** begin Data for this exercise **

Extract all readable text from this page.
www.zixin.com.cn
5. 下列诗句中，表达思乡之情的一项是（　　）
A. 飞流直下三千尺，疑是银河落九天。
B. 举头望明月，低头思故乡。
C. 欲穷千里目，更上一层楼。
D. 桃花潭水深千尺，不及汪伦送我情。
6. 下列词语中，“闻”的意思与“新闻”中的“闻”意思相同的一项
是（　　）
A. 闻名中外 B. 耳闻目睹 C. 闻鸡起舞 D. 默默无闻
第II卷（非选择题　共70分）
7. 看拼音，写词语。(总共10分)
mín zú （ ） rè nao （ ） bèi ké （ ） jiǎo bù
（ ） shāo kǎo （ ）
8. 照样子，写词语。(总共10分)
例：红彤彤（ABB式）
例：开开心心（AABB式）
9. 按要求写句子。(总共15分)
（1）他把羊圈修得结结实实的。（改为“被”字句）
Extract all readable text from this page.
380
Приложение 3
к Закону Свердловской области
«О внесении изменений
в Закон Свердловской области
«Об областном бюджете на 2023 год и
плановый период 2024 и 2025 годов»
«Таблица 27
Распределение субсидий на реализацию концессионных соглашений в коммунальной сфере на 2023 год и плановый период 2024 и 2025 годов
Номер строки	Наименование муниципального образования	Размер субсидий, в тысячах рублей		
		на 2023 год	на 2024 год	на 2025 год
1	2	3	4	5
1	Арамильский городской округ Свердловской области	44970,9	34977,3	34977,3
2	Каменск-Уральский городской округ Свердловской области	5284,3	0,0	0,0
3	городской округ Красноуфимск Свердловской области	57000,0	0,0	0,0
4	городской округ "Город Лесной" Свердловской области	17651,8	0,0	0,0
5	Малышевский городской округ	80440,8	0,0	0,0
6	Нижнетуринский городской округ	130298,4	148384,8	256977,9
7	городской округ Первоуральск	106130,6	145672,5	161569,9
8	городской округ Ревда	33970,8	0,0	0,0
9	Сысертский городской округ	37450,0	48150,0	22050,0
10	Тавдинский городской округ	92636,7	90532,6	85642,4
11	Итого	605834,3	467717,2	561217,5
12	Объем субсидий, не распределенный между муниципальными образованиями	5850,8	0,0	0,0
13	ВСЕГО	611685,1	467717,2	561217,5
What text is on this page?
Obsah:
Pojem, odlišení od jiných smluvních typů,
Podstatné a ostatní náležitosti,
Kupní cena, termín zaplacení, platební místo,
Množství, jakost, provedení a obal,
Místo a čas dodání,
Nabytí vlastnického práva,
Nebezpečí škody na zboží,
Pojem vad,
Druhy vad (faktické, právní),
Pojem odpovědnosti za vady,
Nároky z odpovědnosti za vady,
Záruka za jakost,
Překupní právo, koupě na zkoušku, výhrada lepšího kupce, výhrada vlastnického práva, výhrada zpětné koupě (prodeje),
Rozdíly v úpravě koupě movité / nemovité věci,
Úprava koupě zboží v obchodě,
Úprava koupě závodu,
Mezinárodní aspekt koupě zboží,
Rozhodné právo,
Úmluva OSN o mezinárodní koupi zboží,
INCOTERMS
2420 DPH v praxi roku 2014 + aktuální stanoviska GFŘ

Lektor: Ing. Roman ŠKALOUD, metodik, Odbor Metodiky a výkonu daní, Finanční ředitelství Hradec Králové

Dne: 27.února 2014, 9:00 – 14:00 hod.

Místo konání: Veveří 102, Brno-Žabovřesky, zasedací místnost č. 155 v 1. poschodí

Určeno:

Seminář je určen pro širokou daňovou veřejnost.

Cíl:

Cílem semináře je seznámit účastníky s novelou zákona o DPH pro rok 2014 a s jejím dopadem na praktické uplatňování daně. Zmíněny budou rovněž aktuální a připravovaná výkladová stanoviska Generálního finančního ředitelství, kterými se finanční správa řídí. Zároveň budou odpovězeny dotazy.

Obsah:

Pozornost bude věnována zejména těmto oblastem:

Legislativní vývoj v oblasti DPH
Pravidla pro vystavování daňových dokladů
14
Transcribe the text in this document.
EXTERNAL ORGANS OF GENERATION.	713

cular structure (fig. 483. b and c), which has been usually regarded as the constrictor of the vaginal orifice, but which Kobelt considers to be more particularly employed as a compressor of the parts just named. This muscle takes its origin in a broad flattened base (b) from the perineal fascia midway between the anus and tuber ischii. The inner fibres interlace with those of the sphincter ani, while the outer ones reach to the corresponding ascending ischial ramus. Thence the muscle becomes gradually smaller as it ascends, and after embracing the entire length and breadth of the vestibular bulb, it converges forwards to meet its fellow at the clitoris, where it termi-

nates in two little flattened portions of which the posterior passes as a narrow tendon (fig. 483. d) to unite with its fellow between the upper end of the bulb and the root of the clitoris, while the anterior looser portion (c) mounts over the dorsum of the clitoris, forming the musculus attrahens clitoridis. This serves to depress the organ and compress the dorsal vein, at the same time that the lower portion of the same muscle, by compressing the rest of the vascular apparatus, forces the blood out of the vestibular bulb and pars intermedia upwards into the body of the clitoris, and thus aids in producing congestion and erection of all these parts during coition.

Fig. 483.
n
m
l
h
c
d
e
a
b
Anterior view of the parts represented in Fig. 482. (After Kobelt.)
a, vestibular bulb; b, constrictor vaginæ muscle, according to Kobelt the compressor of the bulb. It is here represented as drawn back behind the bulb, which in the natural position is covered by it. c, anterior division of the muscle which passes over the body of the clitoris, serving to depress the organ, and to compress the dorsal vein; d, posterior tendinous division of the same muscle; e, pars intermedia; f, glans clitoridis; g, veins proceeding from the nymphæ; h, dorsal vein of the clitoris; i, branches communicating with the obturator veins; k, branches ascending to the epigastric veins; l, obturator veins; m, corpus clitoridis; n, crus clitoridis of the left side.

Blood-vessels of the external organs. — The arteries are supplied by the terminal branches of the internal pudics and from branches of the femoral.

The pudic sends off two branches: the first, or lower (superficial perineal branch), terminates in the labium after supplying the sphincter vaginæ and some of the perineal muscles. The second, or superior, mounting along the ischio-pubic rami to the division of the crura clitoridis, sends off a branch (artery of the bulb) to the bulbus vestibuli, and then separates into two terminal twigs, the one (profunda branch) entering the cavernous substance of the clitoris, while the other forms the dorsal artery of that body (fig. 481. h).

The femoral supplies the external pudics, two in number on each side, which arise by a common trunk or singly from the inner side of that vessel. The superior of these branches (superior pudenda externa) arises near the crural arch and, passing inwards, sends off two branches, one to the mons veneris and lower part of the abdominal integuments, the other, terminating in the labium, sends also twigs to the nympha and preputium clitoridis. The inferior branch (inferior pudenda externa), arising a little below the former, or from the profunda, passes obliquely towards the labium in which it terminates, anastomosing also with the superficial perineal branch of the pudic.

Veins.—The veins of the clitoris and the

** end Data for this exercise **

> _Directive_
Collect every line with the string "субсидий" from the records, and copy each.

> _Solved problem_
Распределение субсидий на реализацию концессионных соглашений в коммунальной сфере на 2023 год и плановый период 2024 и 2025 годов
Номер строки	Наименование муниципального образования	Размер субсидий, в тысячах рублей		
12	Объем субсидий, не распределенный между муниципальными образованиями	5850,8	0,0	0,0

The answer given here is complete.